Provided data:
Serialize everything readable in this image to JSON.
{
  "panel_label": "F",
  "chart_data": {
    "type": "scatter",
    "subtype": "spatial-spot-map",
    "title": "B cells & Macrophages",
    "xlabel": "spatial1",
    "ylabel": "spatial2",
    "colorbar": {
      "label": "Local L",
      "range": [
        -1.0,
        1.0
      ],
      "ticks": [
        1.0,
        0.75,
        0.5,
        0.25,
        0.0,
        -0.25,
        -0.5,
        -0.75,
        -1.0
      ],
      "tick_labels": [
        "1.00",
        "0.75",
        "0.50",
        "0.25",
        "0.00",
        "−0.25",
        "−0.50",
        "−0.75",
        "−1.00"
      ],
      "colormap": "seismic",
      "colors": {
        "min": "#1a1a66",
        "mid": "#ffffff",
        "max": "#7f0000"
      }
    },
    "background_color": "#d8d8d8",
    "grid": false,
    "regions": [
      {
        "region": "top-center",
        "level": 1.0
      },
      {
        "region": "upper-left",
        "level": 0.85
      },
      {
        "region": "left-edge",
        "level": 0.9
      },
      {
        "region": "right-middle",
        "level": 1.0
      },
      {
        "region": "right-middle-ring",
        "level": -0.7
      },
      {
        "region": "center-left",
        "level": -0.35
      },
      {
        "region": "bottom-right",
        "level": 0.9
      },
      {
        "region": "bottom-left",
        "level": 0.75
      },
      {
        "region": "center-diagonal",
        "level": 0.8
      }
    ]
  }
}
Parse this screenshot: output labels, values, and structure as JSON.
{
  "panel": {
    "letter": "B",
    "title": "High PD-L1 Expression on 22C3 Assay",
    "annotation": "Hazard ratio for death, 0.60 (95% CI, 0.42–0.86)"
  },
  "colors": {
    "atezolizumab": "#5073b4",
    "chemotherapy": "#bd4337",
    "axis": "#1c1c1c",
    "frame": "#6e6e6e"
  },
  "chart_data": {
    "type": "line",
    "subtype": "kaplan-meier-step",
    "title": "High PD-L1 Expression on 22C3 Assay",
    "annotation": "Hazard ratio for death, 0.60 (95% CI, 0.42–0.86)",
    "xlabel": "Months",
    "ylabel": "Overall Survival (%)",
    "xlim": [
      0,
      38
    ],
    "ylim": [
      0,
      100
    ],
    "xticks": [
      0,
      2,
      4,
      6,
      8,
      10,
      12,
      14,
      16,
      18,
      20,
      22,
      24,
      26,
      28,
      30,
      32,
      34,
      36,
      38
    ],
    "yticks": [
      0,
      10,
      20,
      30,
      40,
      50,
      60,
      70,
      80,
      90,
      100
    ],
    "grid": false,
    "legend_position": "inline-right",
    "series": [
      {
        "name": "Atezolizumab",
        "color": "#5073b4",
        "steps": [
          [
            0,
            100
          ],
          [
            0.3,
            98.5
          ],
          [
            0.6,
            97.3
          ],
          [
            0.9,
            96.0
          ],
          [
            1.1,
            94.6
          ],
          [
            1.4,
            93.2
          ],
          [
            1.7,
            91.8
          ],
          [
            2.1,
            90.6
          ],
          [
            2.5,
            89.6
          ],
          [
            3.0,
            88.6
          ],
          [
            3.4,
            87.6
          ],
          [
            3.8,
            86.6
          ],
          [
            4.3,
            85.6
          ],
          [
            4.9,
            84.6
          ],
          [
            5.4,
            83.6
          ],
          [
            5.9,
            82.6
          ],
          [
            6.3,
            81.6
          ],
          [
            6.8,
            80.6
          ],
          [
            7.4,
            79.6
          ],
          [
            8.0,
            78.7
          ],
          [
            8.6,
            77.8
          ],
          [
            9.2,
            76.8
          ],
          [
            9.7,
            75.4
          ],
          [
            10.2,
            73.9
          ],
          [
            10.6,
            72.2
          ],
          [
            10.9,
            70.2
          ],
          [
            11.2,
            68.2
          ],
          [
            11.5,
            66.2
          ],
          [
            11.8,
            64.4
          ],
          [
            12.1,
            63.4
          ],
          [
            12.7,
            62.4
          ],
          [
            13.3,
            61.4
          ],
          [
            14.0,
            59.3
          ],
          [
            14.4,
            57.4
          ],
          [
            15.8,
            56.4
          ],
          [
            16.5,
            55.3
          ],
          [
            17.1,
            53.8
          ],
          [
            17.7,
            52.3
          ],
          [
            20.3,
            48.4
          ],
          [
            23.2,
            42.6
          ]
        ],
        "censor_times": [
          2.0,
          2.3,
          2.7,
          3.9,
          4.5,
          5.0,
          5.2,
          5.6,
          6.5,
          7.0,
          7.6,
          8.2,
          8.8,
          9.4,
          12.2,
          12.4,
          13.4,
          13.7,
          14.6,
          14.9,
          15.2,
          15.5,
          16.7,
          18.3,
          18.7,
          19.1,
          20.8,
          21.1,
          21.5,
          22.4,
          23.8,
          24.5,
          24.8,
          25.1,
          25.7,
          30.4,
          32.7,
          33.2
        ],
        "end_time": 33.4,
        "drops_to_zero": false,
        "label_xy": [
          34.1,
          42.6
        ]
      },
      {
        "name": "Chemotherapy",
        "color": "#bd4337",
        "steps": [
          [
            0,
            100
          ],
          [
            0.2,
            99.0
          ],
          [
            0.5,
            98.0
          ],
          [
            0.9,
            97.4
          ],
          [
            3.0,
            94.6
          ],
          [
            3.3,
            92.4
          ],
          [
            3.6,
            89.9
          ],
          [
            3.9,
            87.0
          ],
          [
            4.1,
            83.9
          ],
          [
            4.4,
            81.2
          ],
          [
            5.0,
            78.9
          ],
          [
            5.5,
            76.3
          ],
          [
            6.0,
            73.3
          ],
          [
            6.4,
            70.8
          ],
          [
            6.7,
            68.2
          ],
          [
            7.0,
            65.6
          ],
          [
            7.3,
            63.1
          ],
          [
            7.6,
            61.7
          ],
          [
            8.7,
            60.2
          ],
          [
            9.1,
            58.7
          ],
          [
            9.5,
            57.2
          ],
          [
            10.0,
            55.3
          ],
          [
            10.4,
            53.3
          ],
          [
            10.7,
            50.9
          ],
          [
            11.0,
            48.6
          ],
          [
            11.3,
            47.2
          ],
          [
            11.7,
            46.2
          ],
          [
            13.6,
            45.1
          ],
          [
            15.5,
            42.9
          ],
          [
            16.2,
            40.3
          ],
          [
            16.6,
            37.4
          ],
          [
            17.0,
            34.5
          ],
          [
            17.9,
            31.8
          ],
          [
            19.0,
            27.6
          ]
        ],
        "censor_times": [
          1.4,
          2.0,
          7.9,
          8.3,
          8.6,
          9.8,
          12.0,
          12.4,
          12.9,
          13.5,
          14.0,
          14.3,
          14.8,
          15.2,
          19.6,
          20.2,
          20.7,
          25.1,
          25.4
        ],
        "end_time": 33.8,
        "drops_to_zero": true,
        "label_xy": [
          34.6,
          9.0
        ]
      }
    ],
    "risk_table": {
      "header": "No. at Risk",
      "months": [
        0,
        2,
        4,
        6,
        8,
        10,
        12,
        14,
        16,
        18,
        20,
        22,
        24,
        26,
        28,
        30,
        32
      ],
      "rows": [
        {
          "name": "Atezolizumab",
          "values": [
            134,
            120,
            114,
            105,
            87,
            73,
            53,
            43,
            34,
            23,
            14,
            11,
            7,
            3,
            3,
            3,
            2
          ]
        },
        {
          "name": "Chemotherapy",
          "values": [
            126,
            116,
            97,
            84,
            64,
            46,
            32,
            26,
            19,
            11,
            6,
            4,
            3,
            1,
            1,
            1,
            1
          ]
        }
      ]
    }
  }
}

Task prompt: Repeat the material exactly, please, so that each line matches its source.

Answer section:
Serialize everything readable in this image to JSON.
{
  "panel_label": "F",
  "chart_data": {
    "type": "scatter",
    "subtype": "spatial-spot-map",
    "title": "B cells & Macrophages",
    "xlabel": "spatial1",
    "ylabel": "spatial2",
    "colorbar": {
      "label": "Local L",
      "range": [
        -1.0,
        1.0
      ],
      "ticks": [
        1.0,
        0.75,
        0.5,
        0.25,
        0.0,
        -0.25,
        -0.5,
        -0.75,
        -1.0
      ],
      "tick_labels": [
        "1.00",
        "0.75",
        "0.50",
        "0.25",
        "0.00",
        "−0.25",
        "−0.50",
        "−0.75",
        "−1.00"
      ],
      "colormap": "seismic",
      "colors": {
        "min": "#1a1a66",
        "mid": "#ffffff",
        "max": "#7f0000"
      }
    },
    "background_color": "#d8d8d8",
    "grid": false,
    "regions": [
      {
        "region": "top-center",
        "level": 1.0
      },
      {
        "region": "upper-left",
        "level": 0.85
      },
      {
        "region": "left-edge",
        "level": 0.9
      },
      {
        "region": "right-middle",
        "level": 1.0
      },
      {
        "region": "right-middle-ring",
        "level": -0.7
      },
      {
        "region": "center-left",
        "level": -0.35
      },
      {
        "region": "bottom-right",
        "level": 0.9
      },
      {
        "region": "bottom-left",
        "level": 0.75
      },
      {
        "region": "center-diagonal",
        "level": 0.8
      }
    ]
  }
}
Parse this screenshot: output labels, values, and structure as JSON.
{
  "panel": {
    "letter": "B",
    "title": "High PD-L1 Expression on 22C3 Assay",
    "annotation": "Hazard ratio for death, 0.60 (95% CI, 0.42–0.86)"
  },
  "colors": {
    "atezolizumab": "#5073b4",
    "chemotherapy": "#bd4337",
    "axis": "#1c1c1c",
    "frame": "#6e6e6e"
  },
  "chart_data": {
    "type": "line",
    "subtype": "kaplan-meier-step",
    "title": "High PD-L1 Expression on 22C3 Assay",
    "annotation": "Hazard ratio for death, 0.60 (95% CI, 0.42–0.86)",
    "xlabel": "Months",
    "ylabel": "Overall Survival (%)",
    "xlim": [
      0,
      38
    ],
    "ylim": [
      0,
      100
    ],
    "xticks": [
      0,
      2,
      4,
      6,
      8,
      10,
      12,
      14,
      16,
      18,
      20,
      22,
      24,
      26,
      28,
      30,
      32,
      34,
      36,
      38
    ],
    "yticks": [
      0,
      10,
      20,
      30,
      40,
      50,
      60,
      70,
      80,
      90,
      100
    ],
    "grid": false,
    "legend_position": "inline-right",
    "series": [
      {
        "name": "Atezolizumab",
        "color": "#5073b4",
        "steps": [
          [
            0,
            100
          ],
          [
            0.3,
            98.5
          ],
          [
            0.6,
            97.3
          ],
          [
            0.9,
            96.0
          ],
          [
            1.1,
            94.6
          ],
          [
            1.4,
            93.2
          ],
          [
            1.7,
            91.8
          ],
          [
            2.1,
            90.6
          ],
          [
            2.5,
            89.6
          ],
          [
            3.0,
            88.6
          ],
          [
            3.4,
            87.6
          ],
          [
            3.8,
            86.6
          ],
          [
            4.3,
            85.6
          ],
          [
            4.9,
            84.6
          ],
          [
            5.4,
            83.6
          ],
          [
            5.9,
            82.6
          ],
          [
            6.3,
            81.6
          ],
          [
            6.8,
            80.6
          ],
          [
            7.4,
            79.6
          ],
          [
            8.0,
            78.7
          ],
          [
            8.6,
            77.8
          ],
          [
            9.2,
            76.8
          ],
          [
            9.7,
            75.4
          ],
          [
            10.2,
            73.9
          ],
          [
            10.6,
            72.2
          ],
          [
            10.9,
            70.2
          ],
          [
            11.2,
            68.2
          ],
          [
            11.5,
            66.2
          ],
          [
            11.8,
            64.4
          ],
          [
            12.1,
            63.4
          ],
          [
            12.7,
            62.4
          ],
          [
            13.3,
            61.4
          ],
          [
            14.0,
            59.3
          ],
          [
            14.4,
            57.4
          ],
          [
            15.8,
            56.4
          ],
          [
            16.5,
            55.3
          ],
          [
            17.1,
            53.8
          ],
          [
            17.7,
            52.3
          ],
          [
            20.3,
            48.4
          ],
          [
            23.2,
            42.6
          ]
        ],
        "censor_times": [
          2.0,
          2.3,
          2.7,
          3.9,
          4.5,
          5.0,
          5.2,
          5.6,
          6.5,
          7.0,
          7.6,
          8.2,
          8.8,
          9.4,
          12.2,
          12.4,
          13.4,
          13.7,
          14.6,
          14.9,
          15.2,
          15.5,
          16.7,
          18.3,
          18.7,
          19.1,
          20.8,
          21.1,
          21.5,
          22.4,
          23.8,
          24.5,
          24.8,
          25.1,
          25.7,
          30.4,
          32.7,
          33.2
        ],
        "end_time": 33.4,
        "drops_to_zero": false,
        "label_xy": [
          34.1,
          42.6
        ]
      },
      {
        "name": "Chemotherapy",
        "color": "#bd4337",
        "steps": [
          [
            0,
            100
          ],
          [
            0.2,
            99.0
          ],
          [
            0.5,
            98.0
          ],
          [
            0.9,
            97.4
          ],
          [
            3.0,
            94.6
          ],
          [
            3.3,
            92.4
          ],
          [
            3.6,
            89.9
          ],
          [
            3.9,
            87.0
          ],
          [
            4.1,
            83.9
          ],
          [
            4.4,
            81.2
          ],
          [
            5.0,
            78.9
          ],
          [
            5.5,
            76.3
          ],
          [
            6.0,
            73.3
          ],
          [
            6.4,
            70.8
          ],
          [
            6.7,
            68.2
          ],
          [
            7.0,
            65.6
          ],
          [
            7.3,
            63.1
          ],
          [
            7.6,
            61.7
          ],
          [
            8.7,
            60.2
          ],
          [
            9.1,
            58.7
          ],
          [
            9.5,
            57.2
          ],
          [
            10.0,
            55.3
          ],
          [
            10.4,
            53.3
          ],
          [
            10.7,
            50.9
          ],
          [
            11.0,
            48.6
          ],
          [
            11.3,
            47.2
          ],
          [
            11.7,
            46.2
          ],
          [
            13.6,
            45.1
          ],
          [
            15.5,
            42.9
          ],
          [
            16.2,
            40.3
          ],
          [
            16.6,
            37.4
          ],
          [
            17.0,
            34.5
          ],
          [
            17.9,
            31.8
          ],
          [
            19.0,
            27.6
          ]
        ],
        "censor_times": [
          1.4,
          2.0,
          7.9,
          8.3,
          8.6,
          9.8,
          12.0,
          12.4,
          12.9,
          13.5,
          14.0,
          14.3,
          14.8,
          15.2,
          19.6,
          20.2,
          20.7,
          25.1,
          25.4
        ],
        "end_time": 33.8,
        "drops_to_zero": true,
        "label_xy": [
          34.6,
          9.0
        ]
      }
    ],
    "risk_table": {
      "header": "No. at Risk",
      "months": [
        0,
        2,
        4,
        6,
        8,
        10,
        12,
        14,
        16,
        18,
        20,
        22,
        24,
        26,
        28,
        30,
        32
      ],
      "rows": [
        {
          "name": "Atezolizumab",
          "values": [
            134,
            120,
            114,
            105,
            87,
            73,
            53,
            43,
            34,
            23,
            14,
            11,
            7,
            3,
            3,
            3,
            2
          ]
        },
        {
          "name": "Chemotherapy",
          "values": [
            126,
            116,
            97,
            84,
            64,
            46,
            32,
            26,
            19,
            11,
            6,
            4,
            3,
            1,
            1,
            1,
            1
          ]
        }
      ]
    }
  }
}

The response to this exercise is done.